**TASK STATEMENT**
Filter these entries so that only lines with the word "into" remain.
■ ■ ■ ■ ■
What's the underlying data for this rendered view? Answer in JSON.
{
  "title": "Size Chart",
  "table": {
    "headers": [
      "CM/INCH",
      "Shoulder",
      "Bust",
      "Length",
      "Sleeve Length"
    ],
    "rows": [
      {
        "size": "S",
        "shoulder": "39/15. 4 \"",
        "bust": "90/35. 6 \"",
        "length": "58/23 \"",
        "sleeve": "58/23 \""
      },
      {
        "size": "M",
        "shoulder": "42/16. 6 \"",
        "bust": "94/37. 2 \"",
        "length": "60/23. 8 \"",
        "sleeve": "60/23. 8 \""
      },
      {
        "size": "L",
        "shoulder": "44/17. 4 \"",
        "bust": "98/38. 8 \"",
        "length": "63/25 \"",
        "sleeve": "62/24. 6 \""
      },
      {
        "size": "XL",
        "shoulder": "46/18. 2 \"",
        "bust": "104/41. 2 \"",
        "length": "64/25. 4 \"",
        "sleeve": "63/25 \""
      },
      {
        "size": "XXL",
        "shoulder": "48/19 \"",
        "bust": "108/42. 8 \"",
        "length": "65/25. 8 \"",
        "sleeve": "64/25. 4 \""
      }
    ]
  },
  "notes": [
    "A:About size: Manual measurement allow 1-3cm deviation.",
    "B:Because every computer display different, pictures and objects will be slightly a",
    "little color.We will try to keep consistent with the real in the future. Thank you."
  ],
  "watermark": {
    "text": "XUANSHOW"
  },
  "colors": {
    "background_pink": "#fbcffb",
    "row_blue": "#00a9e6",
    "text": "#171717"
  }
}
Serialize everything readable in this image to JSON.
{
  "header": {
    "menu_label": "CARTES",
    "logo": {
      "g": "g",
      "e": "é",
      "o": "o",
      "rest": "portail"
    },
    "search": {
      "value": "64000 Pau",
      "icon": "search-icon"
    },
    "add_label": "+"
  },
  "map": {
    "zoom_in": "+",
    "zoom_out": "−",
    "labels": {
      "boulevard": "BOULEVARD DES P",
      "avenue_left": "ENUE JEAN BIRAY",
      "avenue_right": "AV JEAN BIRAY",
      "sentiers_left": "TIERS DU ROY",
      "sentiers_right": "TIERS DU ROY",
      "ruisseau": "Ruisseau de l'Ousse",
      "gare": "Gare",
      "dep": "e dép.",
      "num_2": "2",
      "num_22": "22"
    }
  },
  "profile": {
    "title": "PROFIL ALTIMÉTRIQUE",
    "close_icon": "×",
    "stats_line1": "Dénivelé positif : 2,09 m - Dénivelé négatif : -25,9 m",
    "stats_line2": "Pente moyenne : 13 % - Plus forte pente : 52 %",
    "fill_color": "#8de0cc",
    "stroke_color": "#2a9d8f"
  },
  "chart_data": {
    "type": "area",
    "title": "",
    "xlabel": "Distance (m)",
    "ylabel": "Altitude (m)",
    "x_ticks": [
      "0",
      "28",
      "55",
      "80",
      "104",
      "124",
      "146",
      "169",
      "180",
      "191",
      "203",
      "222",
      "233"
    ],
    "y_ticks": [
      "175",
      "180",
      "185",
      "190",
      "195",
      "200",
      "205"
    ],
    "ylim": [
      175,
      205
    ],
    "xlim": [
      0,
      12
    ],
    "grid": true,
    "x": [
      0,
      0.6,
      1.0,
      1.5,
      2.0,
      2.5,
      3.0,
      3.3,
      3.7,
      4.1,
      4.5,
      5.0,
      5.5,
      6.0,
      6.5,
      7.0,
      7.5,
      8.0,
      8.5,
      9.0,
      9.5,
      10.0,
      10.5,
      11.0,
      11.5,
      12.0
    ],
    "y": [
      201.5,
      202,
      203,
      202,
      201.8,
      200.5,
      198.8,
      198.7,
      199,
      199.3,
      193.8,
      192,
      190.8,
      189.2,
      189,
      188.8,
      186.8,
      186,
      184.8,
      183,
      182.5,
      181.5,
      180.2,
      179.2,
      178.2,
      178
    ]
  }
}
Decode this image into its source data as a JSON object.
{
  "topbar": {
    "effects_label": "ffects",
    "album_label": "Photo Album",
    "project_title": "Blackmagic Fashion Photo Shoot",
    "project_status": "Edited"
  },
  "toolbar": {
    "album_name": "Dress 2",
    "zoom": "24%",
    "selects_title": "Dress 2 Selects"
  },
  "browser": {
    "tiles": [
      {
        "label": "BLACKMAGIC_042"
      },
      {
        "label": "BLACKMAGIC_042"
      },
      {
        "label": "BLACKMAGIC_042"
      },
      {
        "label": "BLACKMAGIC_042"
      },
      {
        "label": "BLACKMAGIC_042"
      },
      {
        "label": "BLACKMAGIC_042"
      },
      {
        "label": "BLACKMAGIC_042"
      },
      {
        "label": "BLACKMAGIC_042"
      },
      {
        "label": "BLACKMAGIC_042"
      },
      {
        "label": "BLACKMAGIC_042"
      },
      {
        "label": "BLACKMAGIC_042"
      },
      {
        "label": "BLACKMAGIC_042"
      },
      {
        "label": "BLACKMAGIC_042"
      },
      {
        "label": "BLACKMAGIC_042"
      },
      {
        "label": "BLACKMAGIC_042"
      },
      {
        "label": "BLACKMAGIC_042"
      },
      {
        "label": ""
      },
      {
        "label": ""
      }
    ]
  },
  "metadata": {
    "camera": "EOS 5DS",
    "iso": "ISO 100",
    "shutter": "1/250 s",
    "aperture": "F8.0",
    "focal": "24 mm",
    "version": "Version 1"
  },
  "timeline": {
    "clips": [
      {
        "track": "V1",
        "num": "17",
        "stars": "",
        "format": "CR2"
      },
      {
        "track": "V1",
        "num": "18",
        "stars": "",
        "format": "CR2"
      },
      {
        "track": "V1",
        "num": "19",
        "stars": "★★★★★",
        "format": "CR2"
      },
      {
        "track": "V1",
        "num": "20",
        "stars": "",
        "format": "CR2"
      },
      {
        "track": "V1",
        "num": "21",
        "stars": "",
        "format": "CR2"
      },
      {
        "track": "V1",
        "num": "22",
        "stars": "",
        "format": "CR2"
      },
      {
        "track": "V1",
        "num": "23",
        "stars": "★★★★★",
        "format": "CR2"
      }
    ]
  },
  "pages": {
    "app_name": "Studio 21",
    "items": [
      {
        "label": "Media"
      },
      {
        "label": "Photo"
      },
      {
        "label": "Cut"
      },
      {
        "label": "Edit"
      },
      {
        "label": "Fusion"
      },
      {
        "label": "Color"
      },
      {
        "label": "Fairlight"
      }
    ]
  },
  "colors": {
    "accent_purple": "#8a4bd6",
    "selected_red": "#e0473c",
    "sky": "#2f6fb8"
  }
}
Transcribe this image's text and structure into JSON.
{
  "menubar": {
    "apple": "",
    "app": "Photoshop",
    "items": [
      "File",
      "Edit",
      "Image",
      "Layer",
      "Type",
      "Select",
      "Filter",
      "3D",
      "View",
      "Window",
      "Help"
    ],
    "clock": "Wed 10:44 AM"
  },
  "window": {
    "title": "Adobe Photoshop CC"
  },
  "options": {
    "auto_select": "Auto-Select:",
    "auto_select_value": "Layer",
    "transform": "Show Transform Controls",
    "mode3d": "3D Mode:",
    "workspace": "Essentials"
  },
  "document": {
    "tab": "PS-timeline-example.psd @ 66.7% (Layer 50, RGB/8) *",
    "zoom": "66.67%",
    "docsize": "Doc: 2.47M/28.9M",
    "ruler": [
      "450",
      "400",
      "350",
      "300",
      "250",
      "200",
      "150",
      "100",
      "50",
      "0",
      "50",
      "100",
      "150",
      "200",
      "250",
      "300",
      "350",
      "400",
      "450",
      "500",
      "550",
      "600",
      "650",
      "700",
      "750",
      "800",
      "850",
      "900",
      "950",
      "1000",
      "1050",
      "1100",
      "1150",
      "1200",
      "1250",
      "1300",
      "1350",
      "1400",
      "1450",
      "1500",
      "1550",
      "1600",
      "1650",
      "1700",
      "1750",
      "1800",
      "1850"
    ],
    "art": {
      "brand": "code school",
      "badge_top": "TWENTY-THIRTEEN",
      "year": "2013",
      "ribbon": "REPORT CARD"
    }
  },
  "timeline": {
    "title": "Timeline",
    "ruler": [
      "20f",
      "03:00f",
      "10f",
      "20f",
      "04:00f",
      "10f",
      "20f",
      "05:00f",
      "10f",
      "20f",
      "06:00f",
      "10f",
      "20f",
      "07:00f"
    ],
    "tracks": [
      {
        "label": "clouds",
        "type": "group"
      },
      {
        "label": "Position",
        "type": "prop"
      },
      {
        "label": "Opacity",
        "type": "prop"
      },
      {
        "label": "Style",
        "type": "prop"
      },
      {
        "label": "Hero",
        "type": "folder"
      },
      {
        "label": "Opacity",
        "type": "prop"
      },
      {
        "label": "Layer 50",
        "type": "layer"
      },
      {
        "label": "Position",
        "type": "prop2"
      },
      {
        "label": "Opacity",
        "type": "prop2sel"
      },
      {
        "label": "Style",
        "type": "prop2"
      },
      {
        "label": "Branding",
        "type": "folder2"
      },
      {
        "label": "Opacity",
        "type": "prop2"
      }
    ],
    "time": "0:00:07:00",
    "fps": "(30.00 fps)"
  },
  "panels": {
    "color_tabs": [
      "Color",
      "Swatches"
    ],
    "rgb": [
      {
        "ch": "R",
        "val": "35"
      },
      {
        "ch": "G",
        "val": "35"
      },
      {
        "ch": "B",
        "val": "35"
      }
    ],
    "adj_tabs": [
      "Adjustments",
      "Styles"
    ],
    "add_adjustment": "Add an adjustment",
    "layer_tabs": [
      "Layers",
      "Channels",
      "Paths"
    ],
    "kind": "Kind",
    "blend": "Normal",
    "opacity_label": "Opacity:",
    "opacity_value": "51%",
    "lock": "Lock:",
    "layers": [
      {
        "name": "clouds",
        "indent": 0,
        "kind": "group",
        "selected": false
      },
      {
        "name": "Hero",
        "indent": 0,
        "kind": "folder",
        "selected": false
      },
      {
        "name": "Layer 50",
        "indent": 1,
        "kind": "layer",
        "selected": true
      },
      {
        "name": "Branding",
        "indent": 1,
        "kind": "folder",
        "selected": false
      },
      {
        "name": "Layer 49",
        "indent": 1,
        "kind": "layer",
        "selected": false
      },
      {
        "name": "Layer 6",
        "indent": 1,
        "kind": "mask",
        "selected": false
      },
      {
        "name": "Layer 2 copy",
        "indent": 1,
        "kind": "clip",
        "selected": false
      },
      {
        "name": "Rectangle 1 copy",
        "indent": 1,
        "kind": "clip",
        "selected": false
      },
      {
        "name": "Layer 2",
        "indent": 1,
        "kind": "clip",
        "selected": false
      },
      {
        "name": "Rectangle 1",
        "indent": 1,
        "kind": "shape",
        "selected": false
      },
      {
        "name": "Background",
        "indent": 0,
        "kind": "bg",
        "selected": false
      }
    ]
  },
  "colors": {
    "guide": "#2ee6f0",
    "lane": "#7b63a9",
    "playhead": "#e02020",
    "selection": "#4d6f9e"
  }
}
■ ■ ■ ■ ■
**EXPECTED OUTPUT**
Decode this image into its source data as a JSON object.
Transcribe this image's text and structure into JSON.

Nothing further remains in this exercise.